* [Records for this exercise]
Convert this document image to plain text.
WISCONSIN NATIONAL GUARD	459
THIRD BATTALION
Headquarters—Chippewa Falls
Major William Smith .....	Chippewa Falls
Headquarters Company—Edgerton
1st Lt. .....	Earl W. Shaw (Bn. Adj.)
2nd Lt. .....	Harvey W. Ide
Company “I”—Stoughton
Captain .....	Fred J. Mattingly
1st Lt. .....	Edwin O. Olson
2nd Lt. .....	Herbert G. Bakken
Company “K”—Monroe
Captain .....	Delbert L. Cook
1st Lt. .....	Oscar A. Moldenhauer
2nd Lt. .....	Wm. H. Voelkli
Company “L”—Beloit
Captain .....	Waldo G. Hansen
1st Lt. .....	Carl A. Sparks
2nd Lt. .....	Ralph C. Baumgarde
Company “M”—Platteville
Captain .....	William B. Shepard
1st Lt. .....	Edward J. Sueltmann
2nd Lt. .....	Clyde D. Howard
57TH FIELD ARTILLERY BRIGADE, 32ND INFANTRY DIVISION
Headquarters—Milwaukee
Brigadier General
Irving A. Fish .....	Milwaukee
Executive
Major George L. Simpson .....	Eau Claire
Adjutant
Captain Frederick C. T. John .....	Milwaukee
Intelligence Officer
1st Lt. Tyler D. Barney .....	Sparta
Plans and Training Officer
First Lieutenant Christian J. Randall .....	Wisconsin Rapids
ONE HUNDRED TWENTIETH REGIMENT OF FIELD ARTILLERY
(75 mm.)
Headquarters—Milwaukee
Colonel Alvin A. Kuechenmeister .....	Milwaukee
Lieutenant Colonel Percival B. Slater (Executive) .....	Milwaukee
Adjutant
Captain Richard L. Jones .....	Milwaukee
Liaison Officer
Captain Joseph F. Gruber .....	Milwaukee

* [Exercise aim] Give a word-for-word copy of the records.

* [Problem solution]
Convert this document image to plain text.
WISCONSIN NATIONAL GUARD	459
THIRD BATTALION
Headquarters—Chippewa Falls
Major William Smith .....	Chippewa Falls
Headquarters Company—Edgerton
1st Lt. .....	Earl W. Shaw (Bn. Adj.)
2nd Lt. .....	Harvey W. Ide
Company “I”—Stoughton
Captain .....	Fred J. Mattingly
1st Lt. .....	Edwin O. Olson
2nd Lt. .....	Herbert G. Bakken
Company “K”—Monroe
Captain .....	Delbert L. Cook
1st Lt. .....	Oscar A. Moldenhauer
2nd Lt. .....	Wm. H. Voelkli
Company “L”—Beloit
Captain .....	Waldo G. Hansen
1st Lt. .....	Carl A. Sparks
2nd Lt. .....	Ralph C. Baumgarde
Company “M”—Platteville
Captain .....	William B. Shepard
1st Lt. .....	Edward J. Sueltmann
2nd Lt. .....	Clyde D. Howard
57TH FIELD ARTILLERY BRIGADE, 32ND INFANTRY DIVISION
Headquarters—Milwaukee
Brigadier General
Irving A. Fish .....	Milwaukee
Executive
Major George L. Simpson .....	Eau Claire
Adjutant
Captain Frederick C. T. John .....	Milwaukee
Intelligence Officer
1st Lt. Tyler D. Barney .....	Sparta
Plans and Training Officer
First Lieutenant Christian J. Randall .....	Wisconsin Rapids
ONE HUNDRED TWENTIETH REGIMENT OF FIELD ARTILLERY
(75 mm.)
Headquarters—Milwaukee
Colonel Alvin A. Kuechenmeister .....	Milwaukee
Lieutenant Colonel Percival B. Slater (Executive) .....	Milwaukee
Adjutant
Captain Richard L. Jones .....	Milwaukee
Liaison Officer
Captain Joseph F. Gruber .....	Milwaukee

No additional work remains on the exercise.